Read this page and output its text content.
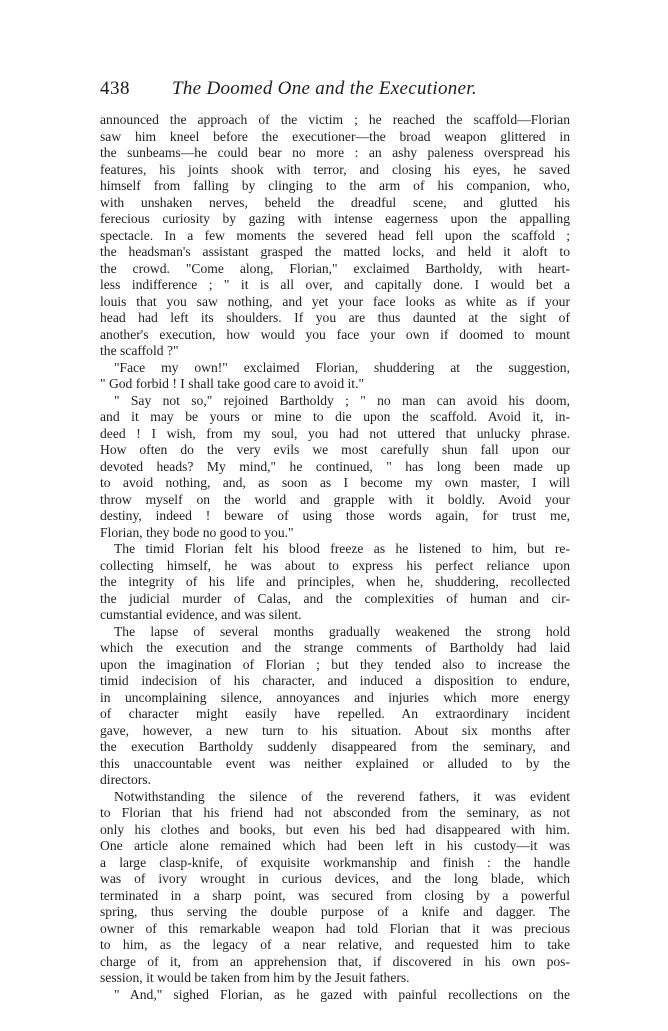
438	The Doomed One and the Executioner.
announced the approach of the victim ; he reached the scaffold—Florian
saw him kneel before the executioner—the broad weapon glittered in
the sunbeams—he could bear no more : an ashy paleness overspread his
features, his joints shook with terror, and closing his eyes, he saved
himself from falling by clinging to the arm of his companion, who,
with unshaken nerves, beheld the dreadful scene, and glutted his
ferecious curiosity by gazing with intense eagerness upon the appalling
spectacle. In a few moments the severed head fell upon the scaffold ;
the headsman's assistant grasped the matted locks, and held it aloft to
the crowd. "Come along, Florian," exclaimed Bartholdy, with heart-
less indifference ; " it is all over, and capitally done. I would bet a
louis that you saw nothing, and yet your face looks as white as if your
head had left its shoulders. If you are thus daunted at the sight of
another's execution, how would you face your own if doomed to mount
the scaffold ?"
"Face my own!" exclaimed Florian, shuddering at the suggestion,
" God forbid ! I shall take good care to avoid it."
" Say not so," rejoined Bartholdy ; " no man can avoid his doom,
and it may be yours or mine to die upon the scaffold. Avoid it, in-
deed ! I wish, from my soul, you had not uttered that unlucky phrase.
How often do the very evils we most carefully shun fall upon our
devoted heads? My mind," he continued, " has long been made up
to avoid nothing, and, as soon as I become my own master, I will
throw myself on the world and grapple with it boldly. Avoid your
destiny, indeed ! beware of using those words again, for trust me,
Florian, they bode no good to you."
The timid Florian felt his blood freeze as he listened to him, but re-
collecting himself, he was about to express his perfect reliance upon
the integrity of his life and principles, when he, shuddering, recollected
the judicial murder of Calas, and the complexities of human and cir-
cumstantial evidence, and was silent.
The lapse of several months gradually weakened the strong hold
which the execution and the strange comments of Bartholdy had laid
upon the imagination of Florian ; but they tended also to increase the
timid indecision of his character, and induced a disposition to endure,
in uncomplaining silence, annoyances and injuries which more energy
of character might easily have repelled. An extraordinary incident
gave, however, a new turn to his situation. About six months after
the execution Bartholdy suddenly disappeared from the seminary, and
this unaccountable event was neither explained or alluded to by the
directors.
Notwithstanding the silence of the reverend fathers, it was evident
to Florian that his friend had not absconded from the seminary, as not
only his clothes and books, but even his bed had disappeared with him.
One article alone remained which had been left in his custody—it was
a large clasp-knife, of exquisite workmanship and finish : the handle
was of ivory wrought in curious devices, and the long blade, which
terminated in a sharp point, was secured from closing by a powerful
spring, thus serving the double purpose of a knife and dagger. The
owner of this remarkable weapon had told Florian that it was precious
to him, as the legacy of a near relative, and requested him to take
charge of it, from an apprehension that, if discovered in his own pos-
session, it would be taken from him by the Jesuit fathers.
" And," sighed Florian, as he gazed with painful recollections on the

▶ [Written instruction]: Write out every entry again word for word, without any of the pictures.

▶ [Written solution]:
Read this page and output its text content.
438	The Doomed One and the Executioner.
announced the approach of the victim ; he reached the scaffold—Florian
saw him kneel before the executioner—the broad weapon glittered in
the sunbeams—he could bear no more : an ashy paleness overspread his
features, his joints shook with terror, and closing his eyes, he saved
himself from falling by clinging to the arm of his companion, who,
with unshaken nerves, beheld the dreadful scene, and glutted his
ferecious curiosity by gazing with intense eagerness upon the appalling
spectacle. In a few moments the severed head fell upon the scaffold ;
the headsman's assistant grasped the matted locks, and held it aloft to
the crowd. "Come along, Florian," exclaimed Bartholdy, with heart-
less indifference ; " it is all over, and capitally done. I would bet a
louis that you saw nothing, and yet your face looks as white as if your
head had left its shoulders. If you are thus daunted at the sight of
another's execution, how would you face your own if doomed to mount
the scaffold ?"
"Face my own!" exclaimed Florian, shuddering at the suggestion,
" God forbid ! I shall take good care to avoid it."
" Say not so," rejoined Bartholdy ; " no man can avoid his doom,
and it may be yours or mine to die upon the scaffold. Avoid it, in-
deed ! I wish, from my soul, you had not uttered that unlucky phrase.
How often do the very evils we most carefully shun fall upon our
devoted heads? My mind," he continued, " has long been made up
to avoid nothing, and, as soon as I become my own master, I will
throw myself on the world and grapple with it boldly. Avoid your
destiny, indeed ! beware of using those words again, for trust me,
Florian, they bode no good to you."
The timid Florian felt his blood freeze as he listened to him, but re-
collecting himself, he was about to express his perfect reliance upon
the integrity of his life and principles, when he, shuddering, recollected
the judicial murder of Calas, and the complexities of human and cir-
cumstantial evidence, and was silent.
The lapse of several months gradually weakened the strong hold
which the execution and the strange comments of Bartholdy had laid
upon the imagination of Florian ; but they tended also to increase the
timid indecision of his character, and induced a disposition to endure,
in uncomplaining silence, annoyances and injuries which more energy
of character might easily have repelled. An extraordinary incident
gave, however, a new turn to his situation. About six months after
the execution Bartholdy suddenly disappeared from the seminary, and
this unaccountable event was neither explained or alluded to by the
directors.
Notwithstanding the silence of the reverend fathers, it was evident
to Florian that his friend had not absconded from the seminary, as not
only his clothes and books, but even his bed had disappeared with him.
One article alone remained which had been left in his custody—it was
a large clasp-knife, of exquisite workmanship and finish : the handle
was of ivory wrought in curious devices, and the long blade, which
terminated in a sharp point, was secured from closing by a powerful
spring, thus serving the double purpose of a knife and dagger. The
owner of this remarkable weapon had told Florian that it was precious
to him, as the legacy of a near relative, and requested him to take
charge of it, from an apprehension that, if discovered in his own pos-
session, it would be taken from him by the Jesuit fathers.
" And," sighed Florian, as he gazed with painful recollections on the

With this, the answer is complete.